BEGIN Supplied information
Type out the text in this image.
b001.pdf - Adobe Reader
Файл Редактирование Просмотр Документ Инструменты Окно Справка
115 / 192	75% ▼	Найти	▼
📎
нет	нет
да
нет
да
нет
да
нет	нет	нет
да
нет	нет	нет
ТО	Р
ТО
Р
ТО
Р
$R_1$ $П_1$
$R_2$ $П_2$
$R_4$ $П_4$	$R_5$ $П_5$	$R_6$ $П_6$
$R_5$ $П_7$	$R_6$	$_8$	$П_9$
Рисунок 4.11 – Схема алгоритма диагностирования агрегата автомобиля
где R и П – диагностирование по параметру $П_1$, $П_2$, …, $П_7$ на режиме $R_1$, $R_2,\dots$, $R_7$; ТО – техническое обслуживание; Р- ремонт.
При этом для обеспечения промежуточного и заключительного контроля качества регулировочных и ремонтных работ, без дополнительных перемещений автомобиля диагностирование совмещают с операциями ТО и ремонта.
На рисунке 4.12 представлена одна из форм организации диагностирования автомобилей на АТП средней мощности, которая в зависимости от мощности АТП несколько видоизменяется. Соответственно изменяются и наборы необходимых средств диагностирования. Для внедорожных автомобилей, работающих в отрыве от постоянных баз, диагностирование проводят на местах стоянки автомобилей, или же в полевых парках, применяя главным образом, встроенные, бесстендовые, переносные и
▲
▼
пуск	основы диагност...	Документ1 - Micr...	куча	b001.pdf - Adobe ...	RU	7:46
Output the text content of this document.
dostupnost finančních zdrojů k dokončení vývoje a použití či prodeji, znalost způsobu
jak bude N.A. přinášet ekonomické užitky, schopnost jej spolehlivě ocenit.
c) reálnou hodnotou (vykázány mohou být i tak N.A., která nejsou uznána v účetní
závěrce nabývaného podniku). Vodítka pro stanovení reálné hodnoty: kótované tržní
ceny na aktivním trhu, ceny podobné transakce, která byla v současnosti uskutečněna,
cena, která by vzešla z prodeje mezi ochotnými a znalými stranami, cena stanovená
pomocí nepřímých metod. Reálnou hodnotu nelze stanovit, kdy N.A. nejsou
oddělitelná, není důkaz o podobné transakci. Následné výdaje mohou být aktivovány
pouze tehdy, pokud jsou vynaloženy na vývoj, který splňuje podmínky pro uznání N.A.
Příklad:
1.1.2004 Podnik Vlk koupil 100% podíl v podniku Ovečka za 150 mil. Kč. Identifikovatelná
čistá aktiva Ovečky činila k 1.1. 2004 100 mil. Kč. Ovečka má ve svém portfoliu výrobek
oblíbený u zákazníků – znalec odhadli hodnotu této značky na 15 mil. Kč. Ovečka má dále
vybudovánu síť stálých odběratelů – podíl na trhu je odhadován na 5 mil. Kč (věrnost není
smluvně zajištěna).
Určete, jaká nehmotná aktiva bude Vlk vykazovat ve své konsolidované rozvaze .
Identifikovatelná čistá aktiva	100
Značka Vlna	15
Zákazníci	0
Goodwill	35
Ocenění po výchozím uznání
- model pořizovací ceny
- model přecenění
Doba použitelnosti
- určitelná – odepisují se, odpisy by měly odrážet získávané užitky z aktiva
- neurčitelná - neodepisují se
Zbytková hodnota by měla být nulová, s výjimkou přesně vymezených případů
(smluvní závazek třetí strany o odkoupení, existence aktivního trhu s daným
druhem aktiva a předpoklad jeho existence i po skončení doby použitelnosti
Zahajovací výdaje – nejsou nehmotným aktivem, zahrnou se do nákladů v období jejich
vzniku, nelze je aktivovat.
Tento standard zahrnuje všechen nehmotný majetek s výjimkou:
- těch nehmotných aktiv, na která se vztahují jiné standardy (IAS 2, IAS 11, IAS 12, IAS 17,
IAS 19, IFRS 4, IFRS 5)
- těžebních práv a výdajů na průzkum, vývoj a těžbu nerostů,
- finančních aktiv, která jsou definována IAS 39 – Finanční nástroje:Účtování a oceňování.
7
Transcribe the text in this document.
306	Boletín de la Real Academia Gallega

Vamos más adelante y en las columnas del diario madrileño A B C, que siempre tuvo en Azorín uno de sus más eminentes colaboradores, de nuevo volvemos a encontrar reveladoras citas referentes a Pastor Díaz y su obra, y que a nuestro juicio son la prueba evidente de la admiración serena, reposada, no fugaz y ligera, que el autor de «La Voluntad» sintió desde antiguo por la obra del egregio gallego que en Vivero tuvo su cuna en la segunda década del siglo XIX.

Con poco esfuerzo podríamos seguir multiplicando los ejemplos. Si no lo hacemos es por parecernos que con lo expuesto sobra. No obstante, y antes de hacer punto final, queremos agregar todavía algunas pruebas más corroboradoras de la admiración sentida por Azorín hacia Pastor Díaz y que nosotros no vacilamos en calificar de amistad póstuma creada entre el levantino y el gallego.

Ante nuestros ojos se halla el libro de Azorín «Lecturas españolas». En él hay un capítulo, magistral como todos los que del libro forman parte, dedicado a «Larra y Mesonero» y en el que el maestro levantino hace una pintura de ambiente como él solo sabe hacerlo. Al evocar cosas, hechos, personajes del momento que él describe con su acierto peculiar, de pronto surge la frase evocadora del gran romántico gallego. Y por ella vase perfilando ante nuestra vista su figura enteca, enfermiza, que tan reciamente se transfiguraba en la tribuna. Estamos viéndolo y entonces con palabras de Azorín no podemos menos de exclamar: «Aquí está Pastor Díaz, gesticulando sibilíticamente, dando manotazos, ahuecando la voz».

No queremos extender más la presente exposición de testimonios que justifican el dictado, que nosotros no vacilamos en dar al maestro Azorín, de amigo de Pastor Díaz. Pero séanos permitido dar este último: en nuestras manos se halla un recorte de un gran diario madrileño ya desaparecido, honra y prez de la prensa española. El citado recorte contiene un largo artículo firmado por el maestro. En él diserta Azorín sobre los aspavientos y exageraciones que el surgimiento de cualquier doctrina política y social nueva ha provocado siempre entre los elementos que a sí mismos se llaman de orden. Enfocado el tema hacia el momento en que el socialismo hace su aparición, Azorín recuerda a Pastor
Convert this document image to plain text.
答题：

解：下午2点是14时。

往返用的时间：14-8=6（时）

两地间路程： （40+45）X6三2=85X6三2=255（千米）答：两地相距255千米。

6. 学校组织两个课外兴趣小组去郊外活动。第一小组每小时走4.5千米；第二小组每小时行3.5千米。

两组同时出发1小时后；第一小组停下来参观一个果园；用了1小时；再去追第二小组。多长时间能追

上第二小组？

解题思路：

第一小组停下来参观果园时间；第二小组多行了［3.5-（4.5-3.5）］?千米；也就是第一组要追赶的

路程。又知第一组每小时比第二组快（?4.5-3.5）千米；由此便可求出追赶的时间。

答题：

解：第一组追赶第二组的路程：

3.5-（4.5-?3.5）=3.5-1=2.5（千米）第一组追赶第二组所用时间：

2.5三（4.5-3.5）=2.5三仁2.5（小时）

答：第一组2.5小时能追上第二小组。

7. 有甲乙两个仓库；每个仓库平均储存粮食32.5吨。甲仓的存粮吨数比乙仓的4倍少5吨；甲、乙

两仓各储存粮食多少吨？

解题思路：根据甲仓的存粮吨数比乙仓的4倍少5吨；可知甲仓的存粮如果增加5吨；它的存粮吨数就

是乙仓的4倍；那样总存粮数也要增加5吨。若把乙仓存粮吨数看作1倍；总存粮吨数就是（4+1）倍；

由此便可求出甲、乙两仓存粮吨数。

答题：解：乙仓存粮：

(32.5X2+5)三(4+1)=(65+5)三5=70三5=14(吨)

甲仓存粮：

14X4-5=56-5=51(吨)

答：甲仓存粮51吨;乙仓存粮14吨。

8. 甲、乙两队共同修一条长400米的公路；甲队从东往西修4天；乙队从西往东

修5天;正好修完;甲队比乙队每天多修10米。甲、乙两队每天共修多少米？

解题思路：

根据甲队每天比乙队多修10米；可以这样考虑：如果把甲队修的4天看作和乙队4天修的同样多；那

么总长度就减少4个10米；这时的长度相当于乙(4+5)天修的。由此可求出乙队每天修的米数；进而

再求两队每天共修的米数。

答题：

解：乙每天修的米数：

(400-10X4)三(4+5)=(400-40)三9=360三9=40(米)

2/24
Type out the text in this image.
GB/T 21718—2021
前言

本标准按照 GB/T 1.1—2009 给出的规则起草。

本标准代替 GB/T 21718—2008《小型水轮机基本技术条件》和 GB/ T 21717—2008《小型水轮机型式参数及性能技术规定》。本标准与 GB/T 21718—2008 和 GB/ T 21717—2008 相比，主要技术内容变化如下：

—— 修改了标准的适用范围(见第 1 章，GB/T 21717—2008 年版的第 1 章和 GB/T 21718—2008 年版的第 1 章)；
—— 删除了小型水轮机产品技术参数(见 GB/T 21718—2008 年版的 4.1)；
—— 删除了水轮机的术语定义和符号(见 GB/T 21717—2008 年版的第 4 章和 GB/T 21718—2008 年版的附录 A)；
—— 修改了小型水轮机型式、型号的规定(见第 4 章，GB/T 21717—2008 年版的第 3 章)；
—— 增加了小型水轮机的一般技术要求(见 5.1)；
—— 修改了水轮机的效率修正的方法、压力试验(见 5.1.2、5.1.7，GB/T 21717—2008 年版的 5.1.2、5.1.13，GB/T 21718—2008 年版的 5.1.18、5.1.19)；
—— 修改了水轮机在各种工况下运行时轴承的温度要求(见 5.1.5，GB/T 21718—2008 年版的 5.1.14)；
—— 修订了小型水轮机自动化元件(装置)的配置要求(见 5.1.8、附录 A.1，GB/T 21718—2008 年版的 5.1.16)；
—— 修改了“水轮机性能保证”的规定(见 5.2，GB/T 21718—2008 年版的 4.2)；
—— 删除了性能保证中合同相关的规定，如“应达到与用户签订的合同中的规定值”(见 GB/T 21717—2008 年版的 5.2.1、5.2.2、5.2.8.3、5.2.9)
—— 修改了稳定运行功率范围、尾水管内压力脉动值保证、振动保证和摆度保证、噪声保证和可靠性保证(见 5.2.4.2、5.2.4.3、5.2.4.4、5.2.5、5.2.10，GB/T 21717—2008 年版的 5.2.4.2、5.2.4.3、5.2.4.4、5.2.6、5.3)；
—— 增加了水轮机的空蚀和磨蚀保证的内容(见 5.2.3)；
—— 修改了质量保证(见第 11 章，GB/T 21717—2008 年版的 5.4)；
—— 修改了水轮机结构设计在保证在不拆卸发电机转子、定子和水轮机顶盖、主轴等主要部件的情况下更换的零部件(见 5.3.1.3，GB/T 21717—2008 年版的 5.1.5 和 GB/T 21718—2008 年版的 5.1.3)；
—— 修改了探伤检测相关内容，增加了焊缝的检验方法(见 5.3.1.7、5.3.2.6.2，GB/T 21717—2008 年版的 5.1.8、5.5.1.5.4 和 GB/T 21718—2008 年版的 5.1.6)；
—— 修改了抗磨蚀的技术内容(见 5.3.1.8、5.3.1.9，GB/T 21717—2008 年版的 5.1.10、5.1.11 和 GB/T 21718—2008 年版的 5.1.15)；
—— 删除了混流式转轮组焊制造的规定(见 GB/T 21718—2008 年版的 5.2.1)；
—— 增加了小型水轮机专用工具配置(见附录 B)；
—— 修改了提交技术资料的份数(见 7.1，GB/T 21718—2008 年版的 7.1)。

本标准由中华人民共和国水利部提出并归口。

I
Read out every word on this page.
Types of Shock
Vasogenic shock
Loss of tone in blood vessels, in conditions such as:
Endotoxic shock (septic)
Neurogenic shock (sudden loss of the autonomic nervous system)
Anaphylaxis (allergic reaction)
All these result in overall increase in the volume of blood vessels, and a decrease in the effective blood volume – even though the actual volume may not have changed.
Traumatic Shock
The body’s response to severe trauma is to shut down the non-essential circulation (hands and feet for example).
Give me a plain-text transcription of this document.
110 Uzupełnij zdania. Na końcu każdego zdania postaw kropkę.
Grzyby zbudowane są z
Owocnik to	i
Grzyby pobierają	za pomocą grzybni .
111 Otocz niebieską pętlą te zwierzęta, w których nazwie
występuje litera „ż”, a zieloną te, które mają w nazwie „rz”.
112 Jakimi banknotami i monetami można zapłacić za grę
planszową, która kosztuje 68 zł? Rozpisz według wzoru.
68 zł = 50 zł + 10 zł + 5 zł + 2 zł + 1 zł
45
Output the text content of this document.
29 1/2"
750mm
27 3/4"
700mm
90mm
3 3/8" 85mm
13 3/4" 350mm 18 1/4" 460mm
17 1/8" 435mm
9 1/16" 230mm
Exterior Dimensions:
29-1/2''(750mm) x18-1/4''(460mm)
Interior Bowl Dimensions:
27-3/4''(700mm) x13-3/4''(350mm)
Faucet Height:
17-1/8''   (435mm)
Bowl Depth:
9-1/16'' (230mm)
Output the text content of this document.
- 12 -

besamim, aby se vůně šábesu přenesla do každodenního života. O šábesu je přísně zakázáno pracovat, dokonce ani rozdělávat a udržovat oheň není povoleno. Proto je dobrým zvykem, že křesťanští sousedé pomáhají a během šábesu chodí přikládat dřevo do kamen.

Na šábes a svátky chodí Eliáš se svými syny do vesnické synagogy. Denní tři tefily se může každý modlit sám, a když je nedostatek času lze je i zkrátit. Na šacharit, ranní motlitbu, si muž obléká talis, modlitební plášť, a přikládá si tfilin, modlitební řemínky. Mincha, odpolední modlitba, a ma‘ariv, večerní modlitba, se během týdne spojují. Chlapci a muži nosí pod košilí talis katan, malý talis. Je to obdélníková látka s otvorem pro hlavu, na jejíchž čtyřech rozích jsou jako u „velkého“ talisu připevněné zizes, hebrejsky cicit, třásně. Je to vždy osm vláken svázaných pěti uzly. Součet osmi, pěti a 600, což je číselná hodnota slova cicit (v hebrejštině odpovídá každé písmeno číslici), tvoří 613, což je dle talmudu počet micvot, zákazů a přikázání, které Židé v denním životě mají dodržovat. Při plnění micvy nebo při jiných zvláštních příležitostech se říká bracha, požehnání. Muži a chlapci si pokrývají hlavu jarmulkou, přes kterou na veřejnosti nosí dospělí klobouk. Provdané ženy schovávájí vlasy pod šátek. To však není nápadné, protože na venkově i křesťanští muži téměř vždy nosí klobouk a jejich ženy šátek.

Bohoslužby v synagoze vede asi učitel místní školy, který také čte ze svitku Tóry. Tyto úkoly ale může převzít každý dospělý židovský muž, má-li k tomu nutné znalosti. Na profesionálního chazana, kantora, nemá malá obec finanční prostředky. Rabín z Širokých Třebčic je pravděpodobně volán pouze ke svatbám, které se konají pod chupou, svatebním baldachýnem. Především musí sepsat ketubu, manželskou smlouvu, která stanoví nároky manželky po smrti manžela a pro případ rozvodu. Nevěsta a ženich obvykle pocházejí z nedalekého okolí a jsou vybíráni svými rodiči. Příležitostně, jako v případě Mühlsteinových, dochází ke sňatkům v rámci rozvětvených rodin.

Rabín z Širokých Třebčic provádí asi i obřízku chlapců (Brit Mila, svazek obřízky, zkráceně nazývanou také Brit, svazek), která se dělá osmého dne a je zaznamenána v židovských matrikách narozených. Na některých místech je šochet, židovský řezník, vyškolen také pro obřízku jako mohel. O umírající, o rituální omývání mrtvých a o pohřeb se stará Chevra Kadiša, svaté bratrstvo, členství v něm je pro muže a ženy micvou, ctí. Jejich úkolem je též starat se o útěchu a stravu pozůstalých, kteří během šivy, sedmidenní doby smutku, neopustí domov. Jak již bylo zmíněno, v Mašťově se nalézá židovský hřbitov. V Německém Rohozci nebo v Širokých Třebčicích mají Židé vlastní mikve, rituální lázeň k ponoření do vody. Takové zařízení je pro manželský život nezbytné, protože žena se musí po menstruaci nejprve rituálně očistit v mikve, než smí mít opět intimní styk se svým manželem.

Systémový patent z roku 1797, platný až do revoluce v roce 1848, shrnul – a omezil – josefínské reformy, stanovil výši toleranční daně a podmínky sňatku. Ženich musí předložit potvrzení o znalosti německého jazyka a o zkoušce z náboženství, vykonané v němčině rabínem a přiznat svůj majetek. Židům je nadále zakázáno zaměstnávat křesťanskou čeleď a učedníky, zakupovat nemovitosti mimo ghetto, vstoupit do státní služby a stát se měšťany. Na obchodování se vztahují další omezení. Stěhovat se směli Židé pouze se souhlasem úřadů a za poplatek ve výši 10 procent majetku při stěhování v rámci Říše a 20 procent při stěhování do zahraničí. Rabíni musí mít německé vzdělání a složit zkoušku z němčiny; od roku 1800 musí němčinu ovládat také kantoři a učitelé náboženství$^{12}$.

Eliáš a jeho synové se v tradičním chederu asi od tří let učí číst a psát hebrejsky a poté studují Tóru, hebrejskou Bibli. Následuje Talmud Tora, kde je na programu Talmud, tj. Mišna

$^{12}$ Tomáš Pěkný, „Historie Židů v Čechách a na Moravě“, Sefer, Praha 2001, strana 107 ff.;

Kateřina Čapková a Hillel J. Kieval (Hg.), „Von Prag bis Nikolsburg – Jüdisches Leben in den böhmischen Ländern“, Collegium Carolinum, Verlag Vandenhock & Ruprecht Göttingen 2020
END Supplied information
_Instructions for the task:_
In the lines above, find each one with "použitelnosti" and list it.

_Solution for this task:_
Doba použitelnosti
druhem aktiva a předpoklad jeho existence i po skončení doby použitelnosti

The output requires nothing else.